** BEGIN DATA SUPPLIED **

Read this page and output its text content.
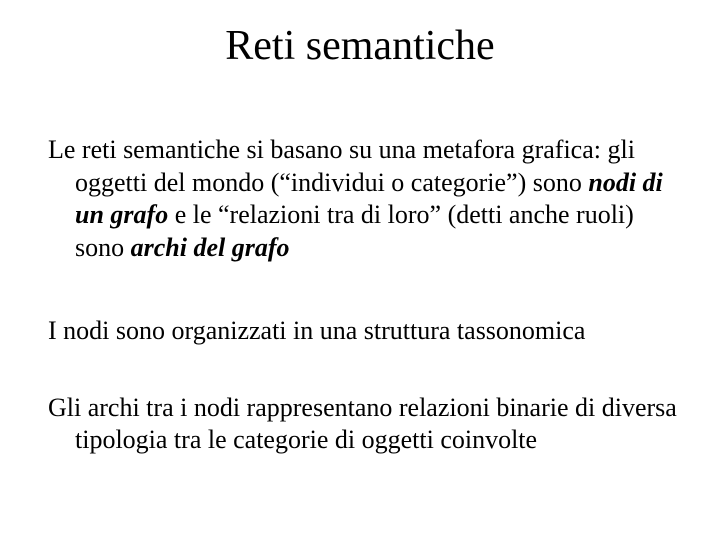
Reti semantiche

Le reti semantiche si basano su una metafora grafica: gli oggetti del mondo (“individui o categorie”) sono nodi di un grafo e le “relazioni tra di loro” (detti anche ruoli) sono archi del grafo

I nodi sono organizzati in una struttura tassonomica

Gli archi tra i nodi rappresentano relazioni binarie di diversa tipologia tra le categorie di oggetti coinvolte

** END DATA SUPPLIED **

_SET TASK_: Copy out all the records exactly, excluding pictures.

_SOLUTION BELOW_:
Read this page and output its text content.
Reti semantiche

Le reti semantiche si basano su una metafora grafica: gli oggetti del mondo (“individui o categorie”) sono nodi di un grafo e le “relazioni tra di loro” (detti anche ruoli) sono archi del grafo

I nodi sono organizzati in una struttura tassonomica

Gli archi tra i nodi rappresentano relazioni binarie di diversa tipologia tra le categorie di oggetti coinvolte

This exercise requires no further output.